* **Task objective**: Which lines hold the string "contain"? Copy every one of them.

* **Provided records**:
(begin)

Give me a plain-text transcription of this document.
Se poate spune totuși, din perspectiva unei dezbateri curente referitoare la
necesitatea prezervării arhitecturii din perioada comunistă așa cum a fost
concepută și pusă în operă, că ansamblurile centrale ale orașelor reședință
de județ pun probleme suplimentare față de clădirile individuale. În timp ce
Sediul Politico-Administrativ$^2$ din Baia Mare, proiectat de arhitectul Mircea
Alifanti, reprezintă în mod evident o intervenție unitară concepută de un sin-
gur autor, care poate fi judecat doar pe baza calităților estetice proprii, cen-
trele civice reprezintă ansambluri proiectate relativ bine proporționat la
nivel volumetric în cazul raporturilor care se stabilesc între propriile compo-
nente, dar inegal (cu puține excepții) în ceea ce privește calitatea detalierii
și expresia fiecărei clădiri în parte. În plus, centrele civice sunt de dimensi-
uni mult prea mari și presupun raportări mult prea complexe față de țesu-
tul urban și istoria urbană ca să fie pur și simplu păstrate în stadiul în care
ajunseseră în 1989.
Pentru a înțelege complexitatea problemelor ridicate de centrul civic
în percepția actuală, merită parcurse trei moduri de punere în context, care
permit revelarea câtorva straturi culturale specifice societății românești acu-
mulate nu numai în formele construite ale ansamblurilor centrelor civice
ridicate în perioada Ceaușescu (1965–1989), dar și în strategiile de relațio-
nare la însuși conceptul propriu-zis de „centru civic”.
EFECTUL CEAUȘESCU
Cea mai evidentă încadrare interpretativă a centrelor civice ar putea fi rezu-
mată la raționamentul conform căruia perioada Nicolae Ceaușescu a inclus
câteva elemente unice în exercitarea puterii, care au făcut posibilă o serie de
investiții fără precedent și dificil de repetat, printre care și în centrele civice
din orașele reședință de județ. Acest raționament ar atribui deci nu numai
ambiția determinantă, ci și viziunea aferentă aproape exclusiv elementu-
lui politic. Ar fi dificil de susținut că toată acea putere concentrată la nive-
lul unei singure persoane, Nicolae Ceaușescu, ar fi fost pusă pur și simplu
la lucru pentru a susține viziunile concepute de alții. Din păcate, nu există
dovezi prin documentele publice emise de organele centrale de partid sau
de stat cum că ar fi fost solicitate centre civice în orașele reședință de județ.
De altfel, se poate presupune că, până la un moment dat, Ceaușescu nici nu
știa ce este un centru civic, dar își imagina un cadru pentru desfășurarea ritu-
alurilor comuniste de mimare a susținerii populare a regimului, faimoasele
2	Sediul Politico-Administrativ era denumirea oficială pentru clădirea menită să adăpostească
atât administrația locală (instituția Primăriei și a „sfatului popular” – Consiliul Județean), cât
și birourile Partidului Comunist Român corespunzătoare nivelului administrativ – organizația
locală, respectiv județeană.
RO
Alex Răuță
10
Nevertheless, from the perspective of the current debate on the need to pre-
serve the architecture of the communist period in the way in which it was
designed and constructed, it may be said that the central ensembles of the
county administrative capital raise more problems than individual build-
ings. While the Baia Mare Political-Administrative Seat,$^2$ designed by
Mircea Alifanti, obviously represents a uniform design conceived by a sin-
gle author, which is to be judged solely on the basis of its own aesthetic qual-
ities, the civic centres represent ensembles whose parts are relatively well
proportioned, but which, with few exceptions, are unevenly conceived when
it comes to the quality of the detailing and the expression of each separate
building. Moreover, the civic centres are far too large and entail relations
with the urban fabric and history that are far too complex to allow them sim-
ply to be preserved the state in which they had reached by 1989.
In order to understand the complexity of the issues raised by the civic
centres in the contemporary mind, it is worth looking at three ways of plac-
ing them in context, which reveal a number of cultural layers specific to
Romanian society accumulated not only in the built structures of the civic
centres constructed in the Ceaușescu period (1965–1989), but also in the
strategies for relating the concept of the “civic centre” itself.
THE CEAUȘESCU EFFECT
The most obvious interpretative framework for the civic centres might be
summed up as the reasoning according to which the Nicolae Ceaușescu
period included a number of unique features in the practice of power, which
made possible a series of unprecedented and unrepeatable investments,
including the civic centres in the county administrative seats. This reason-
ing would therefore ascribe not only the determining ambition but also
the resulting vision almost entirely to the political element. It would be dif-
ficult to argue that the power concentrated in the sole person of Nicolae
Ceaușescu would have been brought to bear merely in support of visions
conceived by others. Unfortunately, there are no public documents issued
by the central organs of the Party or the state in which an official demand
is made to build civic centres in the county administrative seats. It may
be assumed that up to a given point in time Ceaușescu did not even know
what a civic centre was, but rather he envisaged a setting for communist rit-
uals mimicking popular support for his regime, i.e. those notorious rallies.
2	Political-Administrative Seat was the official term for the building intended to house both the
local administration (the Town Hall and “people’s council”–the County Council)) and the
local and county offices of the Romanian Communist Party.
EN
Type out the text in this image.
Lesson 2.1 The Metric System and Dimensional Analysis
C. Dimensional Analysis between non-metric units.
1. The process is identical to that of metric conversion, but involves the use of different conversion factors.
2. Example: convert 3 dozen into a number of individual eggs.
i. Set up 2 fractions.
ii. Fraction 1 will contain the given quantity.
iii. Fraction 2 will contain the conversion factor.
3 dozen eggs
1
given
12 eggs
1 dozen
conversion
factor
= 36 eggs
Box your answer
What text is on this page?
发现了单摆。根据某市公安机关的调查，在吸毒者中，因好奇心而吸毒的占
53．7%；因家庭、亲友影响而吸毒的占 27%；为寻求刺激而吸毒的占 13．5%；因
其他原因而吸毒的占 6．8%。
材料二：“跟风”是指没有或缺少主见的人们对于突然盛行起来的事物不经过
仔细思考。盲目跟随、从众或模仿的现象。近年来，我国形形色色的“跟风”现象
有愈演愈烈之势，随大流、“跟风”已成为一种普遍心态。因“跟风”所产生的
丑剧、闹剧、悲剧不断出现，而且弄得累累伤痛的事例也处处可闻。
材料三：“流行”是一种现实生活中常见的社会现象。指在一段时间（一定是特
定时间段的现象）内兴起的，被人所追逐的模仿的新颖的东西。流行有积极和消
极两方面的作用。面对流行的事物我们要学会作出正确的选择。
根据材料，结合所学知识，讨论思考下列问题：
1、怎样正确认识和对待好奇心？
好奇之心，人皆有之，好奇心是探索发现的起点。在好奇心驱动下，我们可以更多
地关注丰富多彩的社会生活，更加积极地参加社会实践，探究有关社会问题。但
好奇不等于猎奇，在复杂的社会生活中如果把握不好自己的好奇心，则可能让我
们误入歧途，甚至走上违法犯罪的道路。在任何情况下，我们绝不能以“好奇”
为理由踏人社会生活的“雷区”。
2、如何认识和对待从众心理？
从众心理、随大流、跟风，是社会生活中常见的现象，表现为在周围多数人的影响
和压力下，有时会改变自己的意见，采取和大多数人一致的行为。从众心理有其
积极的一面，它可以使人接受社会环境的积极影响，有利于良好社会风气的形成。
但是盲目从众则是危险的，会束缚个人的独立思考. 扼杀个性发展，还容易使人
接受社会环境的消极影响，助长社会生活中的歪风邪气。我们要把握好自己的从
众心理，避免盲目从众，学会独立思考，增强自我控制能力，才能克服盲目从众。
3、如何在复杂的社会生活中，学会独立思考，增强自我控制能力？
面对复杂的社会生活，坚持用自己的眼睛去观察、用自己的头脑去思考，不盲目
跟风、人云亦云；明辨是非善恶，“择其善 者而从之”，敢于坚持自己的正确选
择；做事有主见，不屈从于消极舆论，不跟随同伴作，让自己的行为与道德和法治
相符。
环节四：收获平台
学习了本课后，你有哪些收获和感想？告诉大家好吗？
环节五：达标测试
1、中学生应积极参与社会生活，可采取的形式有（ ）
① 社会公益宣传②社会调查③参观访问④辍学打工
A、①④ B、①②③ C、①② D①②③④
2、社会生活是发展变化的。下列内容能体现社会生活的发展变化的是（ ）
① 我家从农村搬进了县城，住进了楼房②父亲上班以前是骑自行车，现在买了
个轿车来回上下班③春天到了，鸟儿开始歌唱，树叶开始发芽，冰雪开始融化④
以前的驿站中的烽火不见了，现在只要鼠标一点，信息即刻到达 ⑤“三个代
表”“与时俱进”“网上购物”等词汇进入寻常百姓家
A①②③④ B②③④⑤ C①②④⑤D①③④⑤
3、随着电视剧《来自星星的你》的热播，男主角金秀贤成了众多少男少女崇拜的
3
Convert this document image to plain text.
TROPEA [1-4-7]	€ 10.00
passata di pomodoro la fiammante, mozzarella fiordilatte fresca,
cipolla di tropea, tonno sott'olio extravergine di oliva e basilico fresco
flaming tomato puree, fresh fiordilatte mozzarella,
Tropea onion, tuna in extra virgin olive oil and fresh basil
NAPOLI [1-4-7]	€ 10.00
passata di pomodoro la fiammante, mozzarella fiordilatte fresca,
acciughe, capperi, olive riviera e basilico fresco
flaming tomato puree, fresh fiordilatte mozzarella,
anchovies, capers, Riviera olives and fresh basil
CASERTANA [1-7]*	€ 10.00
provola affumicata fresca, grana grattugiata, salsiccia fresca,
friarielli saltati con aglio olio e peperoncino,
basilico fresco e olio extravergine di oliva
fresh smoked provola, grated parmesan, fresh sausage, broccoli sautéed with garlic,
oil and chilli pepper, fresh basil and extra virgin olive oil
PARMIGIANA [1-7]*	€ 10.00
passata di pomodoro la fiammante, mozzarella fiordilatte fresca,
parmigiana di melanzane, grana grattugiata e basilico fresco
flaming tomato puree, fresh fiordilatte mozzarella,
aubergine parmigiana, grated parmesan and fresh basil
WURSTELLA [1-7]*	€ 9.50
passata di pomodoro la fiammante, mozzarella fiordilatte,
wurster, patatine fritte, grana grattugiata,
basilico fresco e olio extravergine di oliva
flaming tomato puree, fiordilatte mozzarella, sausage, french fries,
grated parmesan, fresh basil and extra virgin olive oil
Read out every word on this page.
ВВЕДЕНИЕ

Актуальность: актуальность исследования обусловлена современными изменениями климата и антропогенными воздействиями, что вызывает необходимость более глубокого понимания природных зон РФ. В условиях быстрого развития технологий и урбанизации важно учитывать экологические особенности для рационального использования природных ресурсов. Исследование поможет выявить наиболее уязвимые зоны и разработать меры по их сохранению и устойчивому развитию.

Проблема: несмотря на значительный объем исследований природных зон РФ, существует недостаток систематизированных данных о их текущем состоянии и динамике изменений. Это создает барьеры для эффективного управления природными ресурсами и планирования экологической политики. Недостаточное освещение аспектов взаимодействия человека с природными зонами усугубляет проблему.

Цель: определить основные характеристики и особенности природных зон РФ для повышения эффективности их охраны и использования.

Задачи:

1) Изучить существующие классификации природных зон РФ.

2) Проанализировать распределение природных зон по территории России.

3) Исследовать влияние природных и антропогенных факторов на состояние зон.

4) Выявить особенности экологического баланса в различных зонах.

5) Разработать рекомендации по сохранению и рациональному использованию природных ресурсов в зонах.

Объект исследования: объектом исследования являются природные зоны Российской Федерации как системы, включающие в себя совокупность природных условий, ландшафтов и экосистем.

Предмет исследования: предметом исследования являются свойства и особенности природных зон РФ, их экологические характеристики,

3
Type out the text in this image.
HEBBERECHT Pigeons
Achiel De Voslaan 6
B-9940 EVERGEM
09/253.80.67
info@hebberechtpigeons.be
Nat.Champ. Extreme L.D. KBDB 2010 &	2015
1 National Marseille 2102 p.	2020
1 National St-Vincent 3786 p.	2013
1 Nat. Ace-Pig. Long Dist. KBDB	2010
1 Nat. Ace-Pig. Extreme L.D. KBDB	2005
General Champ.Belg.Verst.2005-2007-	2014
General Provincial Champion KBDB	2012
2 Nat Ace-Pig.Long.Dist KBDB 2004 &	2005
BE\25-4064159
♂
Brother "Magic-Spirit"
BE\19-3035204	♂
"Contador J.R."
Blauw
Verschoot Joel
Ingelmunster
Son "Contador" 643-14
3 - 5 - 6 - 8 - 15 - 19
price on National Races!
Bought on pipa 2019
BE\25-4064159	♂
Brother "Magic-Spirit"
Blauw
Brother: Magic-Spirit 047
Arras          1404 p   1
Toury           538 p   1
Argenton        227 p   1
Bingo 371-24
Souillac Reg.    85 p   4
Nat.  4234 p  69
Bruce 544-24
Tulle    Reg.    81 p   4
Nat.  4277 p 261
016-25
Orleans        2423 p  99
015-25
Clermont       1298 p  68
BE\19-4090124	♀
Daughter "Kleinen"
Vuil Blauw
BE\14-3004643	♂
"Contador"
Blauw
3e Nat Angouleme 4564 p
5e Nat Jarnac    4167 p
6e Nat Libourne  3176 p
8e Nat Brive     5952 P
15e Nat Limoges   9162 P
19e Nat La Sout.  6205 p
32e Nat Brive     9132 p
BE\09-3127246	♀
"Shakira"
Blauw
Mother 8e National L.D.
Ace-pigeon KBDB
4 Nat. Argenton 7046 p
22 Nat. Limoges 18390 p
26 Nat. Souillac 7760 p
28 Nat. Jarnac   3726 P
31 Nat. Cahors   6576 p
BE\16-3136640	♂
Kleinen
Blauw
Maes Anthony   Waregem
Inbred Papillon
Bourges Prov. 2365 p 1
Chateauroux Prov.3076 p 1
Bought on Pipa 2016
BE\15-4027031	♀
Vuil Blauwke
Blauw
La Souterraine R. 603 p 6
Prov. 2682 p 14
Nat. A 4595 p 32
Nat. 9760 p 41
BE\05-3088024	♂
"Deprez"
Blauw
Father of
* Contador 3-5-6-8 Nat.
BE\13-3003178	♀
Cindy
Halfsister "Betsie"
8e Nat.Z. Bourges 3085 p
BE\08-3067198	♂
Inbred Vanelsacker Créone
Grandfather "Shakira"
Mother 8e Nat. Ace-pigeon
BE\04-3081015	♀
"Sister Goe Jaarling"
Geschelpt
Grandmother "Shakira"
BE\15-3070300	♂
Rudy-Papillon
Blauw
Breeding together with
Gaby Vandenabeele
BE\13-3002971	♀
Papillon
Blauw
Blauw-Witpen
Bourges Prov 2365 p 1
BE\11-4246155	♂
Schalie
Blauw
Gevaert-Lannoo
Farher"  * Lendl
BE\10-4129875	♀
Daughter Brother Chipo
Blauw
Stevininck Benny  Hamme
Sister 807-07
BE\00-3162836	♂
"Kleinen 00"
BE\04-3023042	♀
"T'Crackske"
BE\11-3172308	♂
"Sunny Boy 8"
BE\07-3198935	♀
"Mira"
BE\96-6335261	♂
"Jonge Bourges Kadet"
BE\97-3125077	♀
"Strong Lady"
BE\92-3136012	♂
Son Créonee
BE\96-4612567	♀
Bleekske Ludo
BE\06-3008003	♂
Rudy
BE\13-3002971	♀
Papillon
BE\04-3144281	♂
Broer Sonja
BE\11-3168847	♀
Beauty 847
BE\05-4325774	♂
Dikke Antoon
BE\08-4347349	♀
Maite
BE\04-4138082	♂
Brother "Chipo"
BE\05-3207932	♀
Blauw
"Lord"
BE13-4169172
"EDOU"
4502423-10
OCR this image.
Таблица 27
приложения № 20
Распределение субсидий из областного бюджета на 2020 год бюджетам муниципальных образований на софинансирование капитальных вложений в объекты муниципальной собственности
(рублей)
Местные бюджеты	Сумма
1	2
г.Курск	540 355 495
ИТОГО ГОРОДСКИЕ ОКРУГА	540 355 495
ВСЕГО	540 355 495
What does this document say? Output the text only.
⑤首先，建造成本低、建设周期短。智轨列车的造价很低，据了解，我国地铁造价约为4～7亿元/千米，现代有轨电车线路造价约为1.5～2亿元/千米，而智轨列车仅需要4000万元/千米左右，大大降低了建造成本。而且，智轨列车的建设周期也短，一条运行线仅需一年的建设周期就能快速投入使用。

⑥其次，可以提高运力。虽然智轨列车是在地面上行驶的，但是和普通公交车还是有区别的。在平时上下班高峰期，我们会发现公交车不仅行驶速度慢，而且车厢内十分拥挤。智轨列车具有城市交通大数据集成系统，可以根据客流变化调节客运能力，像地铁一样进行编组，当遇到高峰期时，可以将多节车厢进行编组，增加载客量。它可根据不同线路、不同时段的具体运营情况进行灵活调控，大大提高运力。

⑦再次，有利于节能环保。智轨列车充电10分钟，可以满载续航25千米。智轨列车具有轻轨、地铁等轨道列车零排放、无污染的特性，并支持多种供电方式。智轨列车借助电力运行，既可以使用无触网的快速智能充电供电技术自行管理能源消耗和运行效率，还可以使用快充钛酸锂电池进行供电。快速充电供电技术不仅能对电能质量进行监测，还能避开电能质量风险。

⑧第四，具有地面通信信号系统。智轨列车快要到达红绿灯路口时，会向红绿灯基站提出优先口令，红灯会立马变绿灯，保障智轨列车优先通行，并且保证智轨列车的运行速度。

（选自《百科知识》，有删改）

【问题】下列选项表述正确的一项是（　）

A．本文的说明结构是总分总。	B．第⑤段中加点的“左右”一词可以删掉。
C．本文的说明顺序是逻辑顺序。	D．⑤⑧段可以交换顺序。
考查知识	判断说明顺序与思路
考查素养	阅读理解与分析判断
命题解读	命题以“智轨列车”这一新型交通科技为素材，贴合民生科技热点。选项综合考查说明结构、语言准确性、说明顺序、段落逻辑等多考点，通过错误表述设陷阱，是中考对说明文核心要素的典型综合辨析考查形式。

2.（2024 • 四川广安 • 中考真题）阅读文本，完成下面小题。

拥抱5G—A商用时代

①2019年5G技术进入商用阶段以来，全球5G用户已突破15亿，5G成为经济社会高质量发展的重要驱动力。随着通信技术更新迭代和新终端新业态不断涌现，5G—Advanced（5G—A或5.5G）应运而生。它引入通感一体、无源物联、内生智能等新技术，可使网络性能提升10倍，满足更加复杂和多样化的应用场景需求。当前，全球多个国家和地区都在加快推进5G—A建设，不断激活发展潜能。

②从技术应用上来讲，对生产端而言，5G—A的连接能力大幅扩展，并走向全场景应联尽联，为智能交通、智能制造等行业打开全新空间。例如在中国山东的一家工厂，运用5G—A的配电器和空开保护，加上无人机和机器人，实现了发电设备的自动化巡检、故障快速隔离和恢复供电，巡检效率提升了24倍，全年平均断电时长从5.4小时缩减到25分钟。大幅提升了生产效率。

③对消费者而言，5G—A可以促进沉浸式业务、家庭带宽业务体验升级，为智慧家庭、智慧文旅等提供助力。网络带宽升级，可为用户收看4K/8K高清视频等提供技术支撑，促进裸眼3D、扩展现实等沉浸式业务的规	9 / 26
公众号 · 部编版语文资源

(end)

* **Exercise response**:
ii. Fraction 1 will contain the given quantity.
iii. Fraction 2 will contain the conversion factor.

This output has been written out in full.